## Extracted material

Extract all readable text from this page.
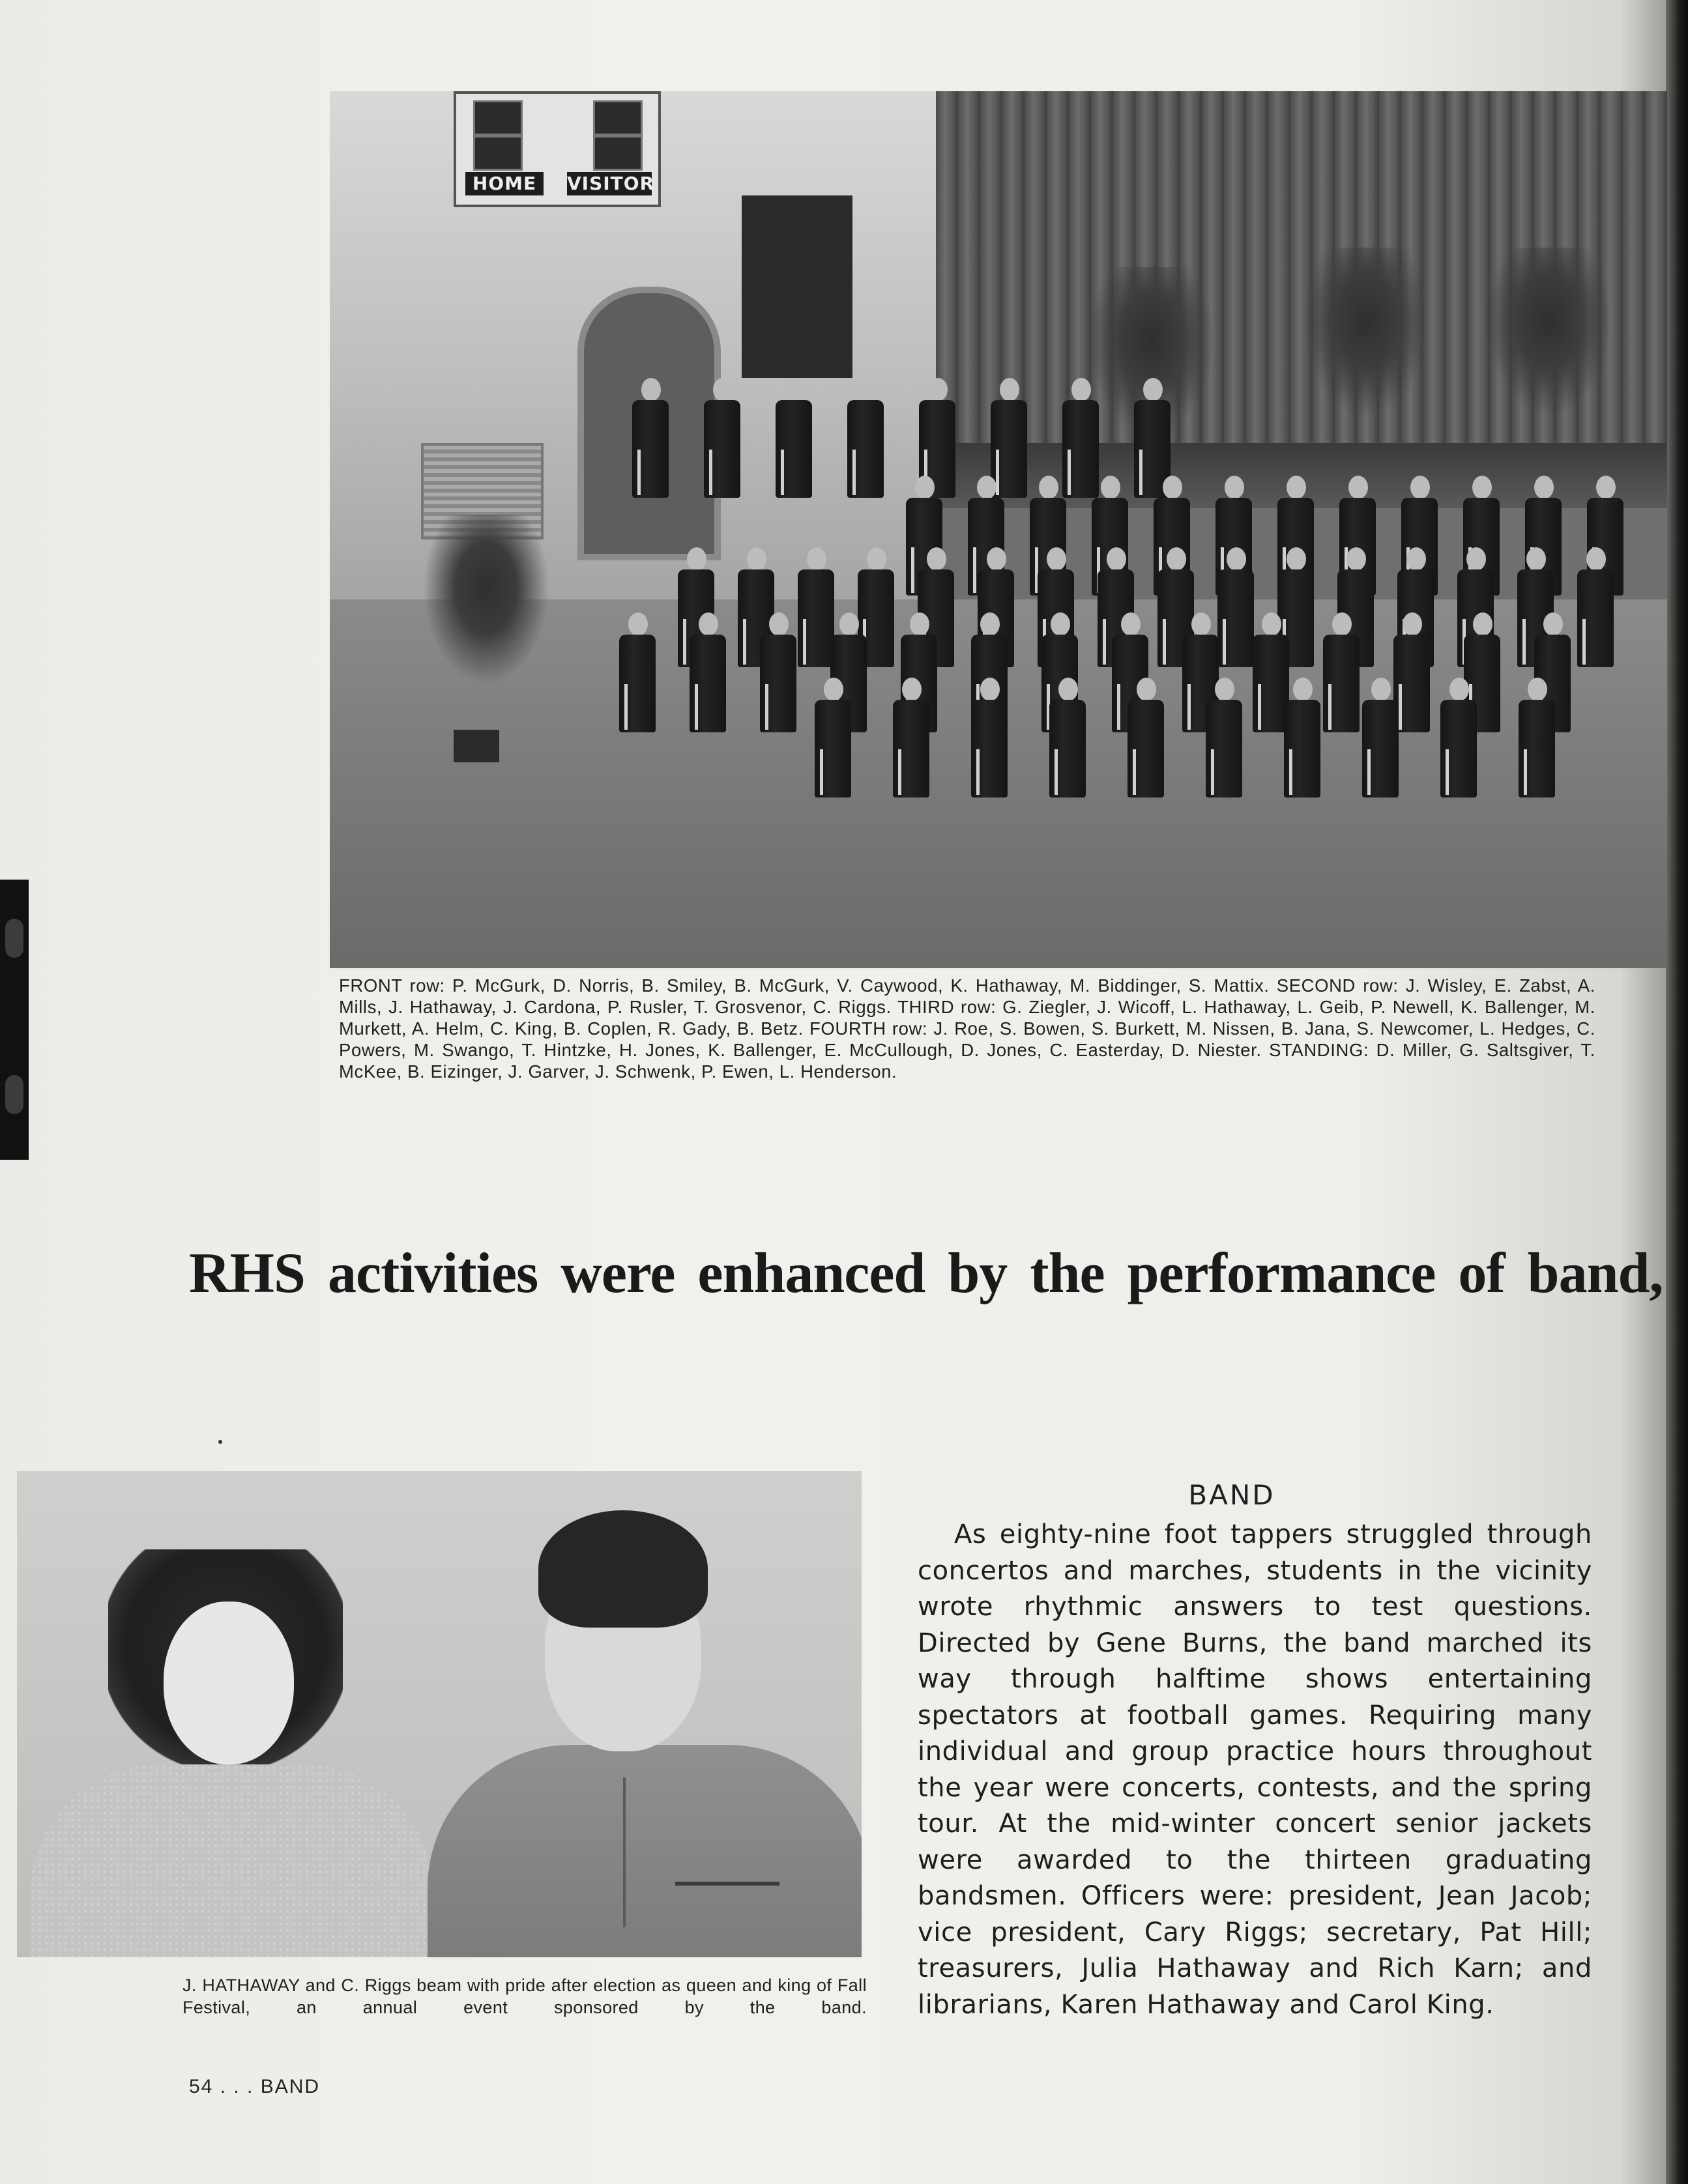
HOME	VISITOR
FRONT row: P. McGurk, D. Norris, B. Smiley, B. McGurk, V. Caywood, K. Hathaway, M. Biddinger, S. Mattix. SECOND row: J. Wisley, E. Zabst, A. Mills, J. Hathaway, J. Cardona, P. Rusler, T. Grosvenor, C. Riggs. THIRD row: G. Ziegler, J. Wicoff, L. Hathaway, L. Geib, P. Newell, K. Ballenger, M. Murkett, A. Helm, C. King, B. Coplen, R. Gady, B. Betz. FOURTH row: J. Roe, S. Bowen, S. Burkett, M. Nissen, B. Jana, S. Newcomer, L. Hedges, C. Powers, M. Swango, T. Hintzke, H. Jones, K. Ballenger, E. McCullough, D. Jones, C. Easterday, D. Niester. STANDING: D. Miller, G. Saltsgiver, T. McKee, B. Eizinger, J. Garver, J. Schwenk, P. Ewen, L. Henderson.
RHS activities were enhanced by the performance of band,
J. HATHAWAY and C. Riggs beam with pride after election as queen and king of Fall Festival, an annual event sponsored by the band.
BAND
As eighty-nine foot tappers struggled through concertos and marches, students in the vicinity wrote rhythmic answers to test questions. Directed by Gene Burns, the band marched its way through halftime shows entertaining spectators at football games. Requiring many individual and group practice hours throughout the year were concerts, contests, and the spring tour. At the mid-winter concert senior jackets were awarded to the thirteen graduating bandsmen. Officers were: president, Jean Jacob; vice president, Cary Riggs; secretary, Pat Hill; treasurers, Julia Hathaway and Rich Karn; and librarians, Karen Hathaway and Carol King.
54 . . . BAND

## Work item
Among the lines above, find those holding "were" and copy each one.

## Answer for this exercise
RHS activities were enhanced by the performance of band,
As eighty-nine foot tappers struggled through concertos and marches, students in the vicinity wrote rhythmic answers to test questions. Directed by Gene Burns, the band marched its way through halftime shows entertaining spectators at football games. Requiring many individual and group practice hours throughout the year were concerts, contests, and the spring tour. At the mid-winter concert senior jackets were awarded to the thirteen graduating bandsmen. Officers were: president, Jean Jacob; vice president, Cary Riggs; secretary, Pat Hill; treasurers, Julia Hathaway and Rich Karn; and librarians, Karen Hathaway and Carol King.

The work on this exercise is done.